Aim of the task
Take every line from the listing below that includes "date" and copy it.

Material
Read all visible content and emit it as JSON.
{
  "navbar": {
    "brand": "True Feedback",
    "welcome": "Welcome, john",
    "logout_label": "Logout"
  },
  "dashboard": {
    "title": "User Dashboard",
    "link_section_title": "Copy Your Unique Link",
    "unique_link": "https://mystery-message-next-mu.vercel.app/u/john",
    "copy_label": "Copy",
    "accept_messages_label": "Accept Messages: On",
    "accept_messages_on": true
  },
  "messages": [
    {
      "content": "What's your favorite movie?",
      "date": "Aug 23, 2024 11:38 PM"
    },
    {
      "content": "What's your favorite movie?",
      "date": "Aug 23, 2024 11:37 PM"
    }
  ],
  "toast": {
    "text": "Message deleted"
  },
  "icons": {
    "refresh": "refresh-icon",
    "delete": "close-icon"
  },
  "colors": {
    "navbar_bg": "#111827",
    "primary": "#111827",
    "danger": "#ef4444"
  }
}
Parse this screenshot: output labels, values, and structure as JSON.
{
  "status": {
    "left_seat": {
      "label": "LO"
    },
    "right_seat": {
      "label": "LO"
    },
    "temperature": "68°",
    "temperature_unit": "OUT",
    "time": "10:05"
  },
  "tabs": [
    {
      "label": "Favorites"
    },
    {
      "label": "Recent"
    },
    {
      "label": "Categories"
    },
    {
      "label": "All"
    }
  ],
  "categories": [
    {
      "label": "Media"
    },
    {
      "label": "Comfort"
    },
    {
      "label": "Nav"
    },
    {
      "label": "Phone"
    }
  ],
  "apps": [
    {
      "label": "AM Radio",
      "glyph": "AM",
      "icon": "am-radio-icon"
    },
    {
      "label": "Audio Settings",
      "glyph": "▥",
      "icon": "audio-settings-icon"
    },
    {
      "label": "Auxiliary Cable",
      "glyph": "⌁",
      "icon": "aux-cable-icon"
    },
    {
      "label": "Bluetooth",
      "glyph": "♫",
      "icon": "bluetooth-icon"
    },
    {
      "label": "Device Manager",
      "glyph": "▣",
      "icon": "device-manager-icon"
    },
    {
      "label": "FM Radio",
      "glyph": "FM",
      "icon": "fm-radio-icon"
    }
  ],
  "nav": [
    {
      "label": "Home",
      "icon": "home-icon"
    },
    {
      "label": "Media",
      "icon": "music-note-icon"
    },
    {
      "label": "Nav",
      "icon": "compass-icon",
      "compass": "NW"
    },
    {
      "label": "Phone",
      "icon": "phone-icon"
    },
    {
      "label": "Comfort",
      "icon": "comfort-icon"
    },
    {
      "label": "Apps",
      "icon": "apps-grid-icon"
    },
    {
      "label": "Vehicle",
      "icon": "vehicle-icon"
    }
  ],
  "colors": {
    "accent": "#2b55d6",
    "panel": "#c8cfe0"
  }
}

Task result
      "date": "Aug 23, 2024 11:38 PM"
      "date": "Aug 23, 2024 11:37 PM"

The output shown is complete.